#### WORK INSTRUCTIONS:
Show every line that has the string "content" in it.

#### GIVEN DATA:
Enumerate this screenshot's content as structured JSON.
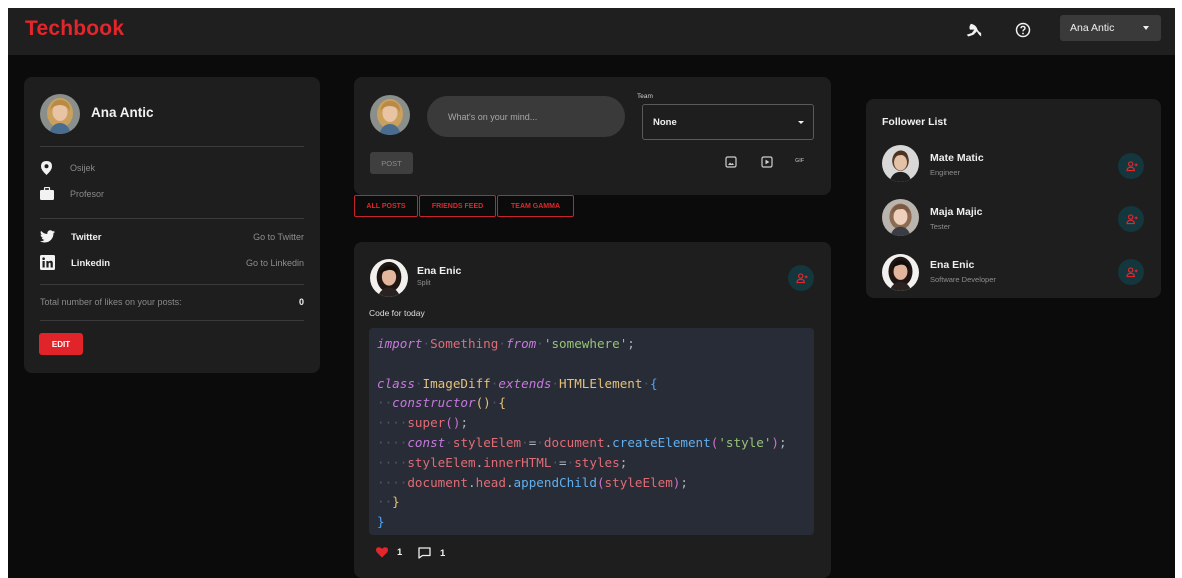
==
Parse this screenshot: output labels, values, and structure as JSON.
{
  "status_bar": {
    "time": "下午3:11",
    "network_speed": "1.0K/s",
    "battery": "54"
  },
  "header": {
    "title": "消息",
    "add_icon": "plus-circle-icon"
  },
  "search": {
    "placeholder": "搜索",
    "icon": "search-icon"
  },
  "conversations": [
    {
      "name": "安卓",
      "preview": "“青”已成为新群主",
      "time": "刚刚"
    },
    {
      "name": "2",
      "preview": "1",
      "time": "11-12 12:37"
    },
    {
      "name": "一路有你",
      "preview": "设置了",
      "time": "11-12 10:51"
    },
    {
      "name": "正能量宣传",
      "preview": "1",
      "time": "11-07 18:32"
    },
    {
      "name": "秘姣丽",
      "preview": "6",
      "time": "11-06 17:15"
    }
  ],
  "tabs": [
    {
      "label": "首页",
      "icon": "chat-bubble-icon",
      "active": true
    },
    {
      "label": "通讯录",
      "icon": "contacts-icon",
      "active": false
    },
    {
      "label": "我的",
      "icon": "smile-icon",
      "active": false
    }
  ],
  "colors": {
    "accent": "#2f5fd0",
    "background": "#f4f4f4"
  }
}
==
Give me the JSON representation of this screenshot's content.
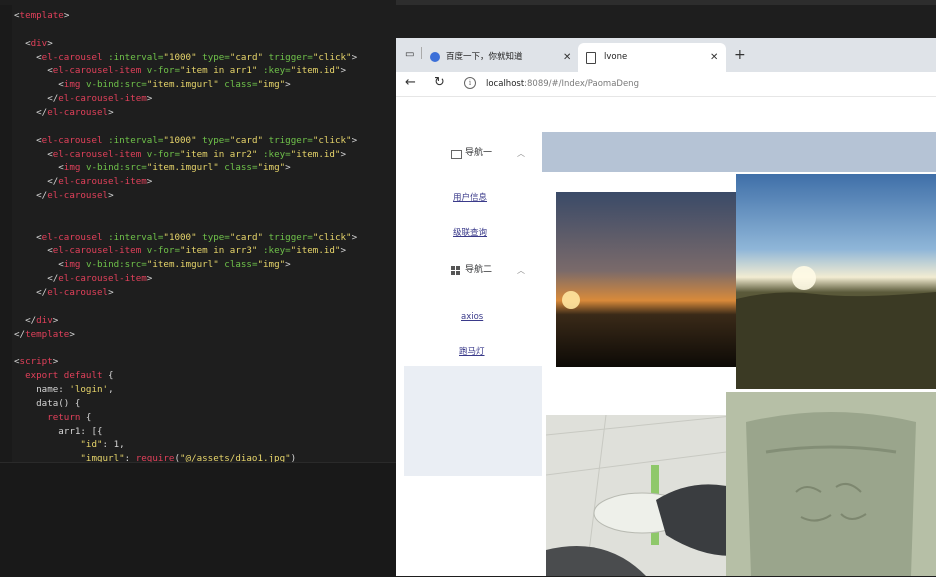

#### CORRECT OUTPUT:
Enumerate this screenshot's content as structured JSON.
Give me the JSON representation of this screenshot's content.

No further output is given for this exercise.